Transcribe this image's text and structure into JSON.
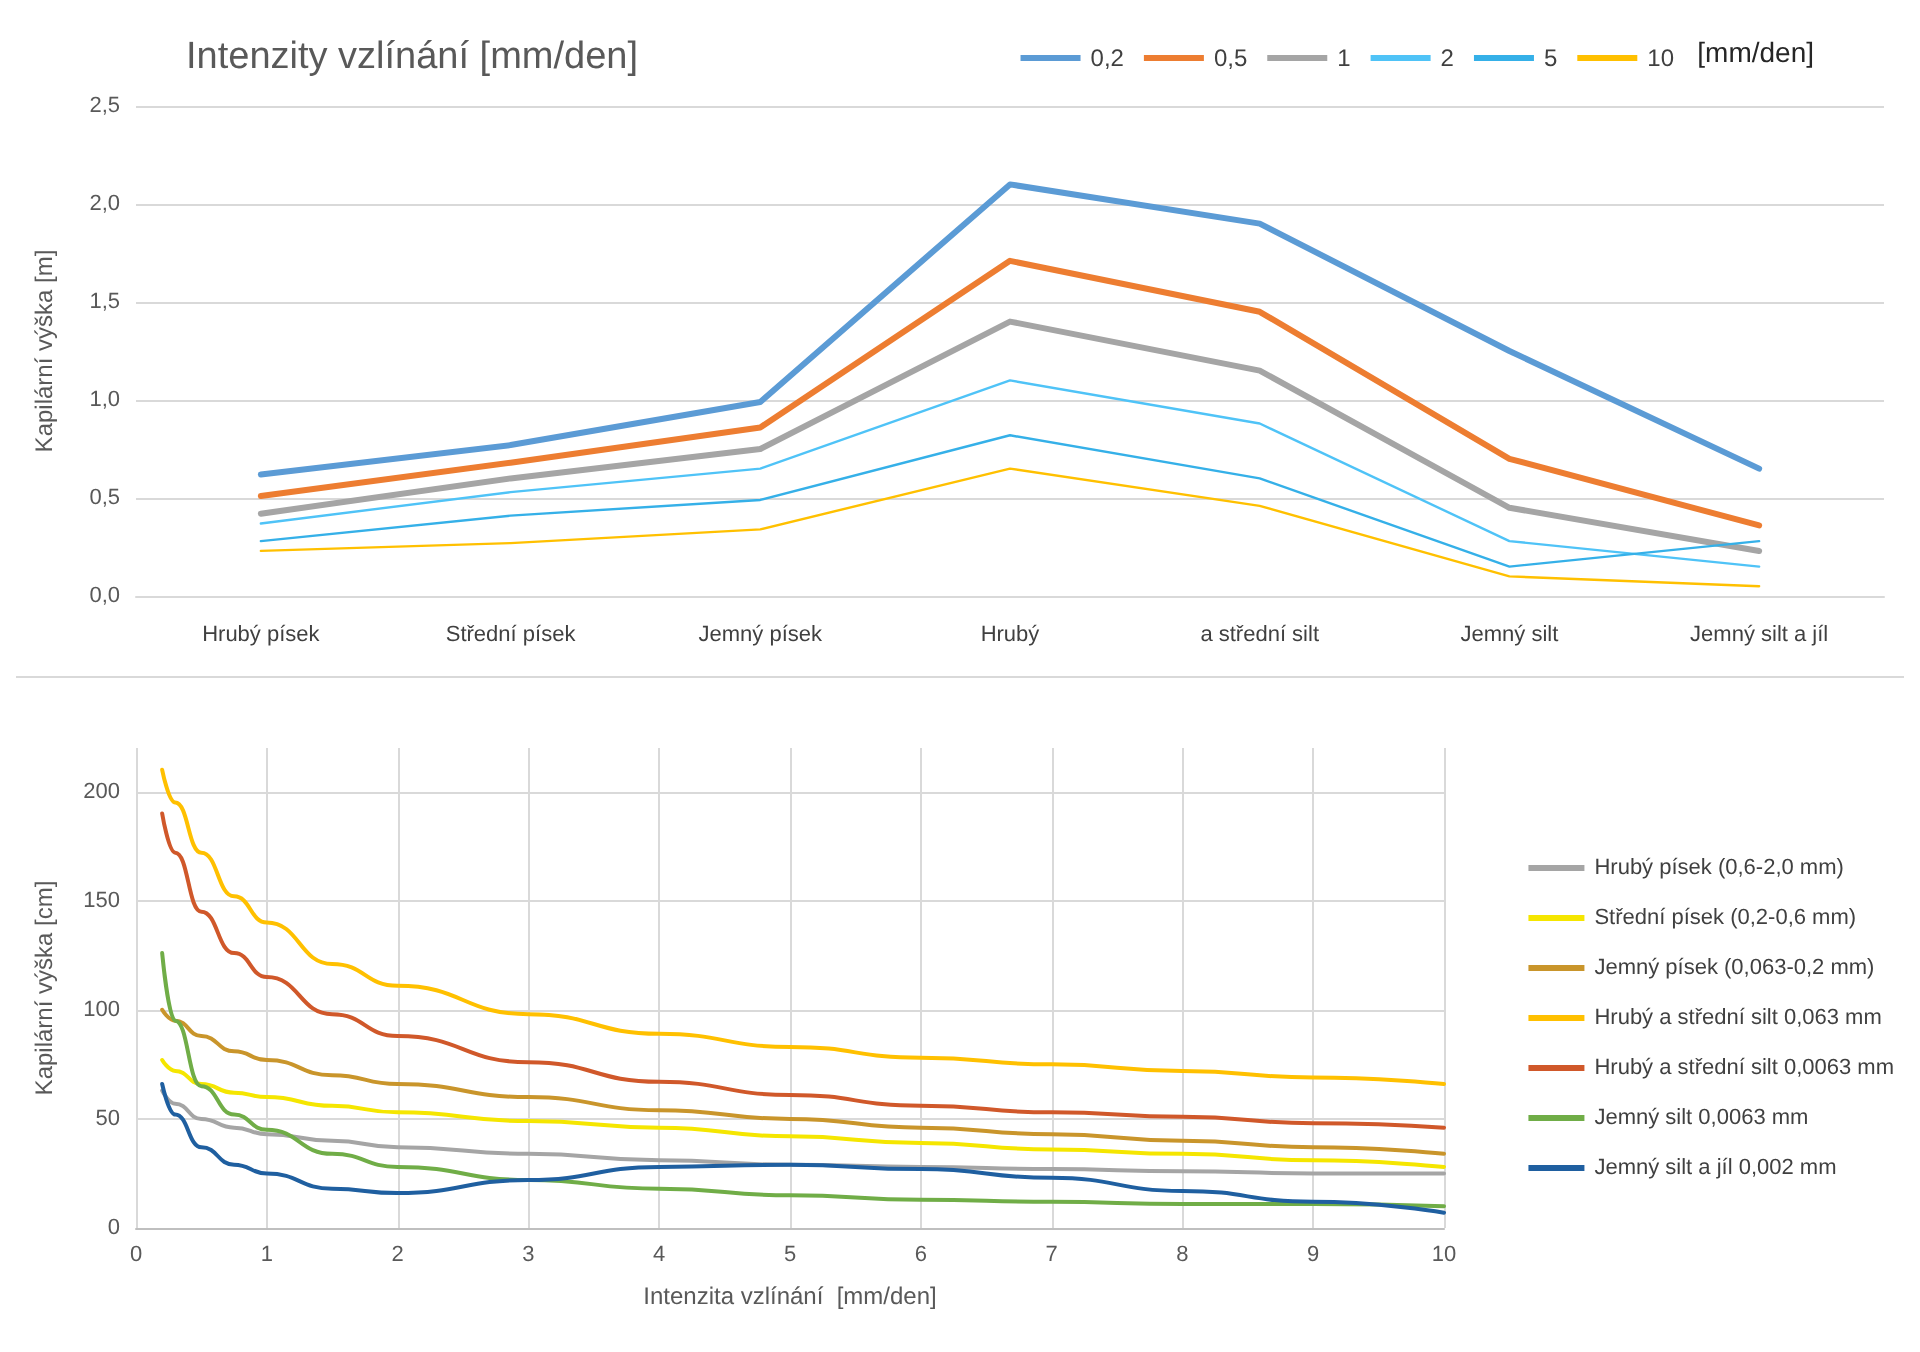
{
  "chart_data": [
    {
      "type": "line",
      "title": "Intenzity vzlínání [mm/den]",
      "ylabel": "Kapilární výška [m]",
      "legend_title": "[mm/den]",
      "legend": "top right",
      "grid": "y",
      "line_style": "solid",
      "marker": "none",
      "categories": [
        "Hrubý písek",
        "Střední písek",
        "Jemný písek",
        "Hrubý",
        "a střední silt",
        "Jemný silt",
        "Jemný silt a jíl"
      ],
      "ylim": [
        0,
        2.5
      ],
      "yticks": [
        {
          "value": 0,
          "label": "0,0"
        },
        {
          "value": 0.5,
          "label": "0,5"
        },
        {
          "value": 1,
          "label": "1,0"
        },
        {
          "value": 1.5,
          "label": "1,5"
        },
        {
          "value": 2,
          "label": "2,0"
        },
        {
          "value": 2.5,
          "label": "2,5"
        }
      ],
      "series": [
        {
          "name": "0,2",
          "color": "#5b9bd5",
          "values": [
            0.62,
            0.77,
            0.99,
            2.1,
            1.9,
            1.25,
            0.65
          ]
        },
        {
          "name": "0,5",
          "color": "#ed7d31",
          "values": [
            0.51,
            0.68,
            0.86,
            1.71,
            1.45,
            0.7,
            0.36
          ]
        },
        {
          "name": "1",
          "color": "#a5a5a5",
          "values": [
            0.42,
            0.6,
            0.75,
            1.4,
            1.15,
            0.45,
            0.23
          ]
        },
        {
          "name": "2",
          "color": "#4fc3f7",
          "values": [
            0.37,
            0.53,
            0.65,
            1.1,
            0.88,
            0.28,
            0.15
          ]
        },
        {
          "name": "5",
          "color": "#35b0e8",
          "values": [
            0.28,
            0.41,
            0.49,
            0.82,
            0.6,
            0.15,
            0.28
          ]
        },
        {
          "name": "10",
          "color": "#ffc000",
          "values": [
            0.23,
            0.27,
            0.34,
            0.65,
            0.46,
            0.1,
            0.05
          ]
        }
      ]
    },
    {
      "type": "line",
      "xlabel": "Intenzita vzlínání  [mm/den]",
      "ylabel": "Kapilární výška [cm]",
      "legend": "right",
      "grid": true,
      "line_style": "solid",
      "marker": "none",
      "x": [
        0.2,
        0.3,
        0.5,
        0.75,
        1,
        1.5,
        2,
        3,
        4,
        5,
        6,
        7,
        8,
        9,
        10
      ],
      "xlim": [
        0,
        10
      ],
      "xticks": [
        0,
        1,
        2,
        3,
        4,
        5,
        6,
        7,
        8,
        9,
        10
      ],
      "ylim": [
        0,
        220
      ],
      "yticks": [
        0,
        50,
        100,
        150,
        200
      ],
      "series": [
        {
          "name": "Hrubý písek (0,6-2,0 mm)",
          "color": "#a5a5a5",
          "values": [
            63,
            57,
            50,
            46,
            43,
            40,
            37,
            34,
            31,
            29,
            28,
            27,
            26,
            25,
            25
          ]
        },
        {
          "name": "Střední písek (0,2-0,6 mm)",
          "color": "#f5e600",
          "values": [
            77,
            72,
            66,
            62,
            60,
            56,
            53,
            49,
            46,
            42,
            39,
            36,
            34,
            31,
            28
          ]
        },
        {
          "name": "Jemný písek (0,063-0,2 mm)",
          "color": "#c9952b",
          "values": [
            100,
            95,
            88,
            81,
            77,
            70,
            66,
            60,
            54,
            50,
            46,
            43,
            40,
            37,
            34
          ]
        },
        {
          "name": "Hrubý a střední silt 0,063 mm",
          "color": "#ffc000",
          "values": [
            210,
            195,
            172,
            152,
            140,
            121,
            111,
            98,
            89,
            83,
            78,
            75,
            72,
            69,
            66
          ]
        },
        {
          "name": "Hrubý a střední silt 0,0063 mm",
          "color": "#d0582a",
          "values": [
            190,
            172,
            145,
            126,
            115,
            98,
            88,
            76,
            67,
            61,
            56,
            53,
            51,
            48,
            46
          ]
        },
        {
          "name": "Jemný silt 0,0063 mm",
          "color": "#70ad47",
          "values": [
            126,
            95,
            65,
            52,
            45,
            34,
            28,
            22,
            18,
            15,
            13,
            12,
            11,
            11,
            10
          ]
        },
        {
          "name": "Jemný silt a jíl 0,002 mm",
          "color": "#1f5fa0",
          "values": [
            66,
            52,
            37,
            29,
            25,
            18,
            16,
            22,
            28,
            29,
            27,
            23,
            17,
            12,
            7
          ]
        }
      ]
    }
  ]
}
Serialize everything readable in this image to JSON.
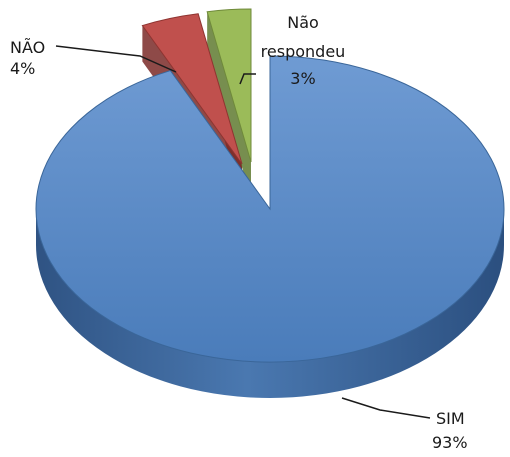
{
  "chart_data": {
    "type": "pie",
    "style": "3d-exploded",
    "slices": [
      {
        "label": "SIM",
        "value": 93,
        "value_label": "93%",
        "color": "#4f81bd"
      },
      {
        "label": "NÃO",
        "value": 4,
        "value_label": "4%",
        "color": "#c0504d"
      },
      {
        "label": "Não respondeu",
        "label_lines": [
          "Não",
          "respondeu"
        ],
        "value": 3,
        "value_label": "3%",
        "color": "#9bbb59"
      }
    ],
    "legend": "none"
  }
}
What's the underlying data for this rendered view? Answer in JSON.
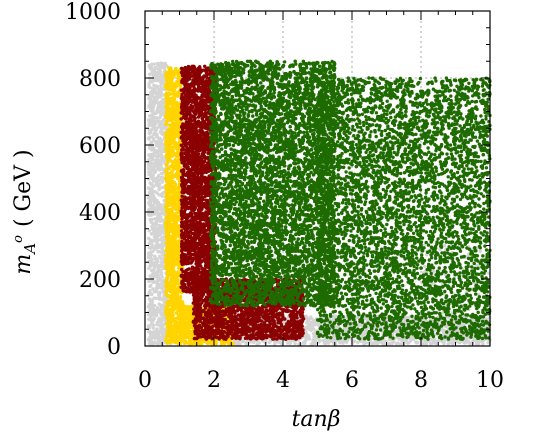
{
  "chart_data": {
    "type": "scatter",
    "xlabel": "tanβ",
    "ylabel_main": "m",
    "ylabel_sub": "A",
    "ylabel_sup": "o",
    "ylabel_unit": "( GeV )",
    "xlim": [
      0,
      10
    ],
    "ylim": [
      0,
      1000
    ],
    "xticks": [
      0,
      2,
      4,
      6,
      8,
      10
    ],
    "yticks": [
      0,
      200,
      400,
      600,
      800,
      1000
    ],
    "xtick_labels": [
      "0",
      "2",
      "4",
      "6",
      "8",
      "10"
    ],
    "ytick_labels": [
      "0",
      "200",
      "400",
      "600",
      "800",
      "1000"
    ],
    "minor_ticks": true,
    "grid": "dotted gray lines at x = 2, 4, 6, 8 and at y = 800 in upper region",
    "grid_x": [
      2,
      4,
      6,
      8
    ],
    "grid_y": [
      800
    ],
    "series": [
      {
        "color": "#d4d4d4",
        "regions": [
          {
            "x": [
              0.1,
              0.65
            ],
            "y": [
              5,
              845
            ],
            "count": 1200
          },
          {
            "x": [
              2.5,
              10.0
            ],
            "y": [
              5,
              90
            ],
            "count": 1400
          },
          {
            "x": [
              8.0,
              10.0
            ],
            "y": [
              5,
              300
            ],
            "count": 220
          }
        ]
      },
      {
        "color": "#ffd400",
        "regions": [
          {
            "x": [
              0.6,
              1.1
            ],
            "y": [
              5,
              830
            ],
            "count": 1500
          },
          {
            "x": [
              1.0,
              2.6
            ],
            "y": [
              5,
              120
            ],
            "count": 700
          }
        ]
      },
      {
        "color": "#8b0000",
        "regions": [
          {
            "x": [
              1.05,
              2.05
            ],
            "y": [
              160,
              835
            ],
            "count": 2600
          },
          {
            "x": [
              1.4,
              4.6
            ],
            "y": [
              20,
              200
            ],
            "count": 1800
          }
        ]
      },
      {
        "color": "#1e6b00",
        "regions": [
          {
            "x": [
              1.9,
              5.5
            ],
            "y": [
              120,
              850
            ],
            "count": 9000
          },
          {
            "x": [
              5.0,
              10.0
            ],
            "y": [
              20,
              800
            ],
            "count": 5500
          }
        ]
      }
    ]
  }
}
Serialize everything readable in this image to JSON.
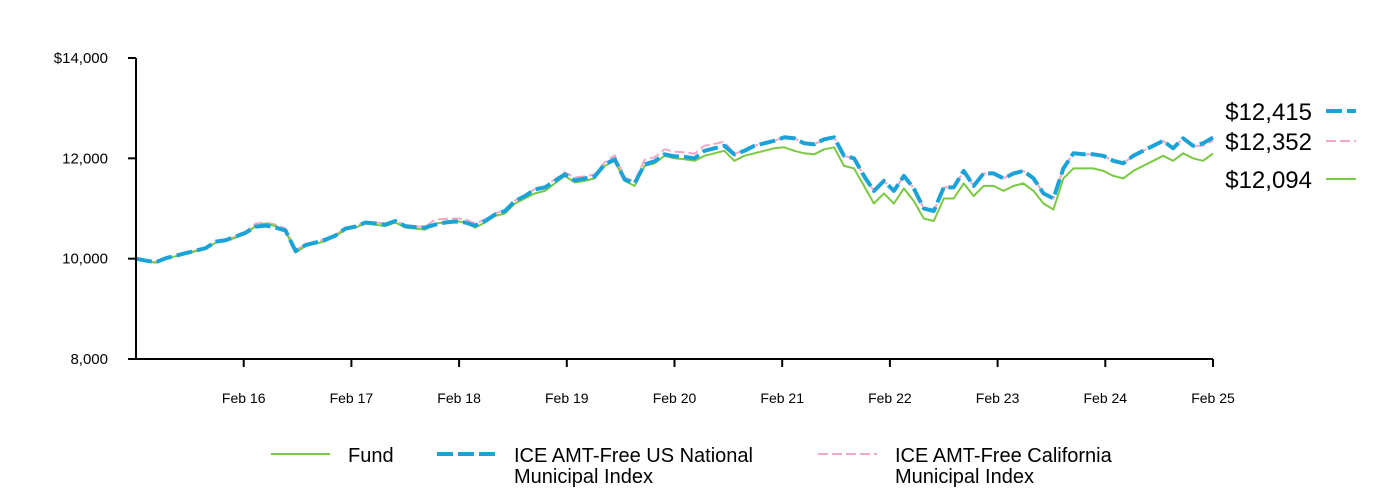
{
  "chart_data": {
    "type": "line",
    "title": "",
    "xlabel": "",
    "ylabel": "",
    "ylim": [
      8000,
      14000
    ],
    "y_ticks": [
      {
        "value": 8000,
        "label": "8,000"
      },
      {
        "value": 10000,
        "label": "10,000"
      },
      {
        "value": 12000,
        "label": "12,000"
      },
      {
        "value": 14000,
        "label": "$14,000"
      }
    ],
    "x_ticks": [
      "Feb 16",
      "Feb 17",
      "Feb 18",
      "Feb 19",
      "Feb 20",
      "Feb 21",
      "Feb 22",
      "Feb 23",
      "Feb 24",
      "Feb 25"
    ],
    "x_start": "Feb 15",
    "x_end": "Feb 25",
    "grid": false,
    "legend_position": "bottom",
    "series": [
      {
        "name": "Fund",
        "color": "#7ac943",
        "style": "solid",
        "end_label": "$12,094",
        "values": [
          10000,
          9950,
          9920,
          10000,
          10050,
          10100,
          10150,
          10200,
          10320,
          10350,
          10420,
          10500,
          10650,
          10700,
          10650,
          10550,
          10120,
          10250,
          10300,
          10350,
          10450,
          10580,
          10620,
          10700,
          10680,
          10650,
          10720,
          10620,
          10600,
          10580,
          10700,
          10720,
          10750,
          10720,
          10620,
          10720,
          10850,
          10900,
          11100,
          11200,
          11300,
          11350,
          11500,
          11650,
          11520,
          11550,
          11600,
          11850,
          11950,
          11550,
          11450,
          11850,
          11900,
          12050,
          12000,
          11980,
          11950,
          12050,
          12100,
          12150,
          11950,
          12050,
          12100,
          12150,
          12200,
          12220,
          12150,
          12100,
          12080,
          12180,
          12220,
          11850,
          11800,
          11450,
          11100,
          11300,
          11100,
          11400,
          11150,
          10800,
          10750,
          11200,
          11200,
          11500,
          11250,
          11450,
          11450,
          11350,
          11450,
          11500,
          11350,
          11100,
          10980,
          11600,
          11800,
          11800,
          11800,
          11750,
          11650,
          11600,
          11750,
          11850,
          11950,
          12050,
          11950,
          12100,
          12000,
          11950,
          12094
        ]
      },
      {
        "name": "ICE AMT-Free US National Municipal Index",
        "color": "#1ba3d8",
        "style": "dashed",
        "end_label": "$12,415",
        "values": [
          10000,
          9960,
          9930,
          10010,
          10060,
          10110,
          10160,
          10210,
          10340,
          10370,
          10440,
          10520,
          10640,
          10660,
          10620,
          10560,
          10150,
          10270,
          10320,
          10380,
          10460,
          10600,
          10640,
          10720,
          10700,
          10680,
          10750,
          10650,
          10630,
          10620,
          10680,
          10720,
          10740,
          10720,
          10660,
          10750,
          10880,
          10950,
          11150,
          11250,
          11380,
          11420,
          11550,
          11680,
          11560,
          11600,
          11640,
          11880,
          11980,
          11580,
          11500,
          11880,
          11940,
          12080,
          12040,
          12030,
          12000,
          12150,
          12200,
          12250,
          12080,
          12150,
          12250,
          12300,
          12350,
          12420,
          12400,
          12300,
          12280,
          12380,
          12420,
          12050,
          12000,
          11650,
          11350,
          11550,
          11350,
          11650,
          11400,
          11000,
          10950,
          11420,
          11420,
          11750,
          11450,
          11700,
          11700,
          11600,
          11700,
          11750,
          11600,
          11300,
          11200,
          11800,
          12100,
          12080,
          12080,
          12050,
          11950,
          11900,
          12050,
          12150,
          12250,
          12350,
          12200,
          12400,
          12250,
          12300,
          12415
        ]
      },
      {
        "name": "ICE AMT-Free California Municipal Index",
        "color": "#f4a6c8",
        "style": "dashed",
        "end_label": "$12,352",
        "values": [
          10000,
          9960,
          9930,
          10010,
          10060,
          10110,
          10160,
          10210,
          10340,
          10370,
          10440,
          10540,
          10700,
          10720,
          10680,
          10600,
          10170,
          10280,
          10330,
          10390,
          10470,
          10610,
          10650,
          10730,
          10720,
          10700,
          10760,
          10660,
          10640,
          10640,
          10780,
          10790,
          10800,
          10790,
          10700,
          10780,
          10900,
          10970,
          11160,
          11260,
          11390,
          11440,
          11580,
          11720,
          11620,
          11640,
          11680,
          11920,
          12060,
          11620,
          11540,
          11970,
          12020,
          12180,
          12130,
          12120,
          12090,
          12250,
          12290,
          12330,
          12090,
          12160,
          12250,
          12300,
          12350,
          12420,
          12400,
          12300,
          12280,
          12380,
          12420,
          12050,
          12000,
          11650,
          11350,
          11550,
          11350,
          11650,
          11400,
          11000,
          10950,
          11420,
          11420,
          11750,
          11450,
          11700,
          11700,
          11600,
          11700,
          11750,
          11600,
          11300,
          11200,
          11800,
          12100,
          12080,
          12080,
          12050,
          11950,
          11900,
          12050,
          12150,
          12250,
          12350,
          12200,
          12400,
          12250,
          12250,
          12352
        ]
      }
    ]
  }
}
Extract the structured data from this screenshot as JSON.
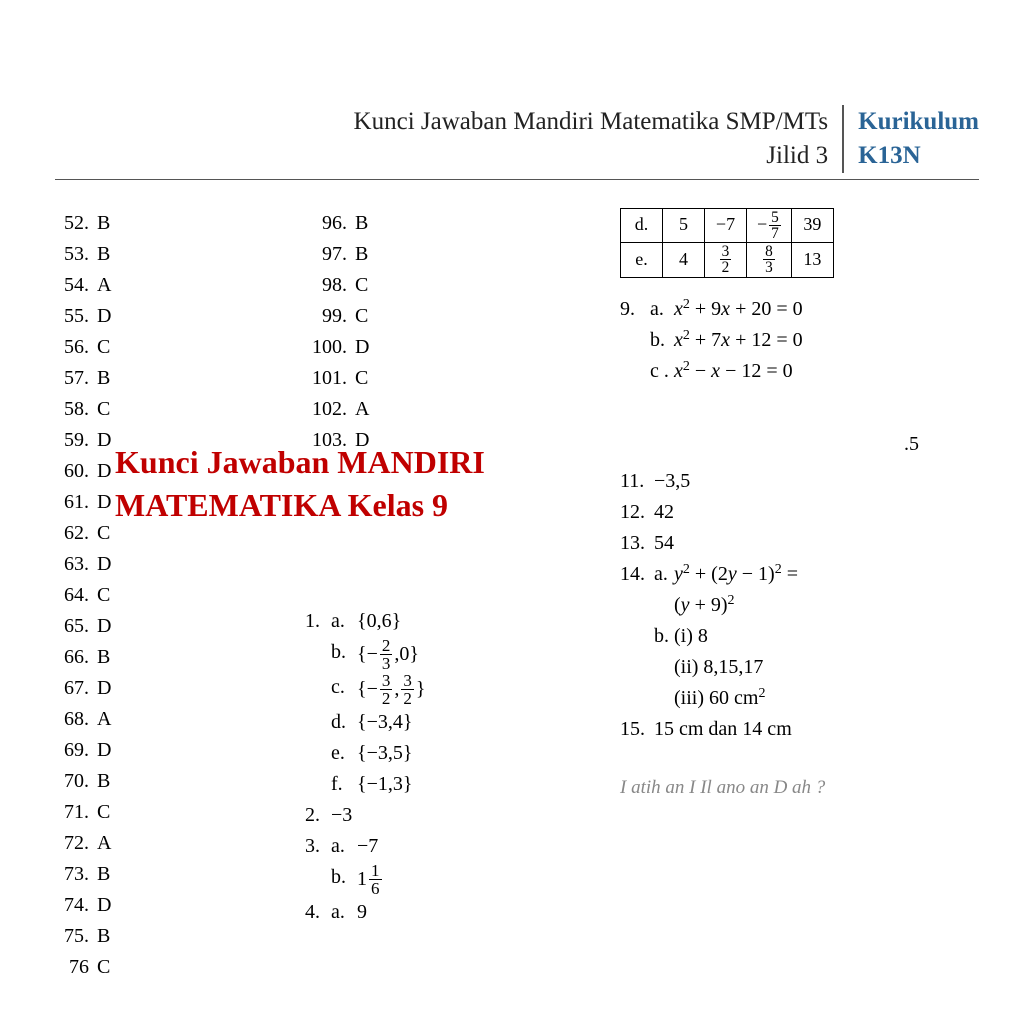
::::::::
Aim of the exercise -
Review the material and copy each line in which the word "JSON" appears.

Completed exercise -
Transcribe this image's text and structure into JSON.
Serialize everything readable in this image to JSON.
What's the underlying data for this rendered view? Answer in JSON.
Serialize everything readable in this image to JSON.
Extract the structured data from this screenshot as JSON.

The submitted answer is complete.